— Task to carry out —
Copy each record exactly as it reads, leaving out any pictures it holds.

— Supplied data —
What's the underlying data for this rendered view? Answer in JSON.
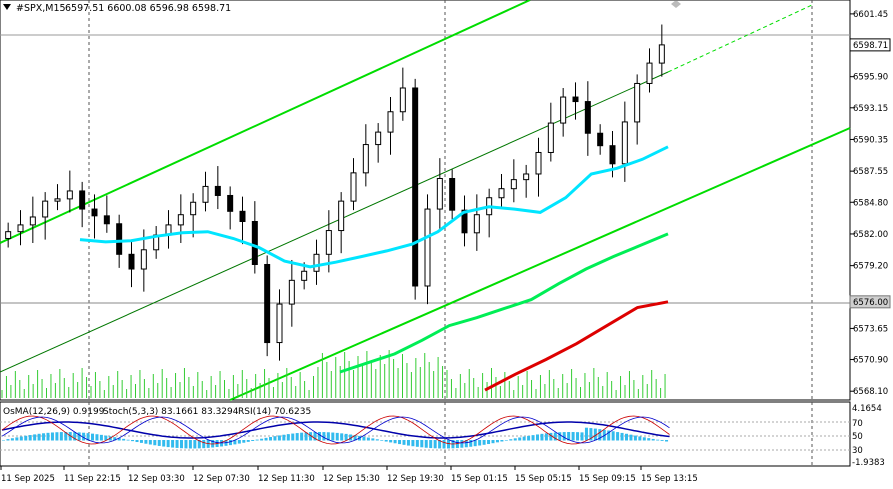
{
  "header": {
    "arrow_icon": "triangle-down-icon",
    "symbol": "#SPX,M15",
    "ohlc": "6597.51 6600.08 6596.98 6598.71"
  },
  "indicator_header": {
    "osma": "OsMA(12,26,9) 0.9199",
    "stoch": "Stoch(5,3,3) 83.1661 83.3294",
    "rsi": "RSI(14) 70.6235"
  },
  "colors": {
    "channel": "#00dd00",
    "ema_fast": "#00e5ff",
    "ema_slow": "#00ee55",
    "ema_long": "#dd0000",
    "volume": "#33cc33",
    "osma_hist": "#33bbee",
    "macd_line": "#0000aa",
    "stoch_main": "#cc0000",
    "stoch_signal": "#0000cc"
  },
  "chart_data": {
    "type": "candlestick",
    "symbol": "#SPX",
    "timeframe": "M15",
    "last_price": 6598.71,
    "highlighted_level": 6576.0,
    "ylim": [
      6567.5,
      6602.5
    ],
    "y_ticks": [
      "6601.45",
      "6598.71",
      "6595.90",
      "6593.15",
      "6590.35",
      "6587.55",
      "6584.80",
      "6582.00",
      "6579.20",
      "6576.00",
      "6573.65",
      "6570.90",
      "6568.10"
    ],
    "x_ticks": [
      "11 Sep 2025",
      "11 Sep 22:15",
      "12 Sep 03:30",
      "12 Sep 07:30",
      "12 Sep 11:30",
      "12 Sep 15:30",
      "12 Sep 19:30",
      "15 Sep 01:15",
      "15 Sep 05:15",
      "15 Sep 09:15",
      "15 Sep 13:15"
    ],
    "close": [
      6582.2,
      6582.8,
      6583.5,
      6584.9,
      6585.1,
      6585.8,
      6584.2,
      6583.6,
      6582.9,
      6580.2,
      6578.9,
      6580.6,
      6581.9,
      6582.8,
      6583.7,
      6584.8,
      6586.2,
      6585.4,
      6584.0,
      6583.1,
      6579.3,
      6572.4,
      6575.8,
      6577.9,
      6578.7,
      6580.2,
      6582.3,
      6584.9,
      6587.4,
      6589.9,
      6591.0,
      6592.8,
      6594.9,
      6577.4,
      6584.2,
      6586.9,
      6584.1,
      6582.1,
      6583.7,
      6585.2,
      6586.0,
      6586.8,
      6587.3,
      6589.2,
      6591.8,
      6594.1,
      6593.7,
      6590.9,
      6589.8,
      6588.2,
      6591.9,
      6595.3,
      6597.1,
      6598.71
    ],
    "series": [
      {
        "name": "",
        "values": [
          6581.5,
          6581.3,
          6581.4,
          6581.8,
          6582.1,
          6582.2,
          6581.6,
          6580.8,
          6579.6,
          6579.1,
          6579.5,
          6580.0,
          6580.5,
          6581.1,
          6582.2,
          6583.9,
          6584.4,
          6584.2,
          6583.9,
          6585.2,
          6587.3,
          6587.8,
          6588.6,
          6589.7
        ]
      },
      {
        "name": "",
        "values": [
          6569.8,
          6570.6,
          6571.4,
          6572.6,
          6573.9,
          6574.6,
          6575.4,
          6576.2,
          6577.6,
          6578.9,
          6580.0,
          6581.0,
          6582.0
        ]
      },
      {
        "name": "",
        "values": [
          6568.2,
          6569.6,
          6570.9,
          6572.3,
          6573.9,
          6575.5,
          6576.0
        ]
      }
    ],
    "indicators": {
      "osma": {
        "value": 0.9199,
        "range": [
          -1.9383,
          4.1654
        ]
      },
      "stoch": {
        "main": 83.1661,
        "signal": 83.3294,
        "levels": [
          70,
          50,
          30
        ]
      },
      "rsi": {
        "value": 70.6235
      }
    },
    "indicator_axis_labels": [
      "4.1654",
      "70",
      "50",
      "30",
      "-1.9383"
    ]
  }
}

— Task solution —
What's the underlying data for this rendered view? Answer in JSON.
{
  "header": {
    "arrow_icon": "triangle-down-icon",
    "symbol": "#SPX,M15",
    "ohlc": "6597.51 6600.08 6596.98 6598.71"
  },
  "indicator_header": {
    "osma": "OsMA(12,26,9) 0.9199",
    "stoch": "Stoch(5,3,3) 83.1661 83.3294",
    "rsi": "RSI(14) 70.6235"
  },
  "colors": {
    "channel": "#00dd00",
    "ema_fast": "#00e5ff",
    "ema_slow": "#00ee55",
    "ema_long": "#dd0000",
    "volume": "#33cc33",
    "osma_hist": "#33bbee",
    "macd_line": "#0000aa",
    "stoch_main": "#cc0000",
    "stoch_signal": "#0000cc"
  },
  "chart_data": {
    "type": "candlestick",
    "symbol": "#SPX",
    "timeframe": "M15",
    "last_price": 6598.71,
    "highlighted_level": 6576.0,
    "ylim": [
      6567.5,
      6602.5
    ],
    "y_ticks": [
      "6601.45",
      "6598.71",
      "6595.90",
      "6593.15",
      "6590.35",
      "6587.55",
      "6584.80",
      "6582.00",
      "6579.20",
      "6576.00",
      "6573.65",
      "6570.90",
      "6568.10"
    ],
    "x_ticks": [
      "11 Sep 2025",
      "11 Sep 22:15",
      "12 Sep 03:30",
      "12 Sep 07:30",
      "12 Sep 11:30",
      "12 Sep 15:30",
      "12 Sep 19:30",
      "15 Sep 01:15",
      "15 Sep 05:15",
      "15 Sep 09:15",
      "15 Sep 13:15"
    ],
    "close": [
      6582.2,
      6582.8,
      6583.5,
      6584.9,
      6585.1,
      6585.8,
      6584.2,
      6583.6,
      6582.9,
      6580.2,
      6578.9,
      6580.6,
      6581.9,
      6582.8,
      6583.7,
      6584.8,
      6586.2,
      6585.4,
      6584.0,
      6583.1,
      6579.3,
      6572.4,
      6575.8,
      6577.9,
      6578.7,
      6580.2,
      6582.3,
      6584.9,
      6587.4,
      6589.9,
      6591.0,
      6592.8,
      6594.9,
      6577.4,
      6584.2,
      6586.9,
      6584.1,
      6582.1,
      6583.7,
      6585.2,
      6586.0,
      6586.8,
      6587.3,
      6589.2,
      6591.8,
      6594.1,
      6593.7,
      6590.9,
      6589.8,
      6588.2,
      6591.9,
      6595.3,
      6597.1,
      6598.71
    ],
    "series": [
      {
        "name": "",
        "values": [
          6581.5,
          6581.3,
          6581.4,
          6581.8,
          6582.1,
          6582.2,
          6581.6,
          6580.8,
          6579.6,
          6579.1,
          6579.5,
          6580.0,
          6580.5,
          6581.1,
          6582.2,
          6583.9,
          6584.4,
          6584.2,
          6583.9,
          6585.2,
          6587.3,
          6587.8,
          6588.6,
          6589.7
        ]
      },
      {
        "name": "",
        "values": [
          6569.8,
          6570.6,
          6571.4,
          6572.6,
          6573.9,
          6574.6,
          6575.4,
          6576.2,
          6577.6,
          6578.9,
          6580.0,
          6581.0,
          6582.0
        ]
      },
      {
        "name": "",
        "values": [
          6568.2,
          6569.6,
          6570.9,
          6572.3,
          6573.9,
          6575.5,
          6576.0
        ]
      }
    ],
    "indicators": {
      "osma": {
        "value": 0.9199,
        "range": [
          -1.9383,
          4.1654
        ]
      },
      "stoch": {
        "main": 83.1661,
        "signal": 83.3294,
        "levels": [
          70,
          50,
          30
        ]
      },
      "rsi": {
        "value": 70.6235
      }
    },
    "indicator_axis_labels": [
      "4.1654",
      "70",
      "50",
      "30",
      "-1.9383"
    ]
  }
}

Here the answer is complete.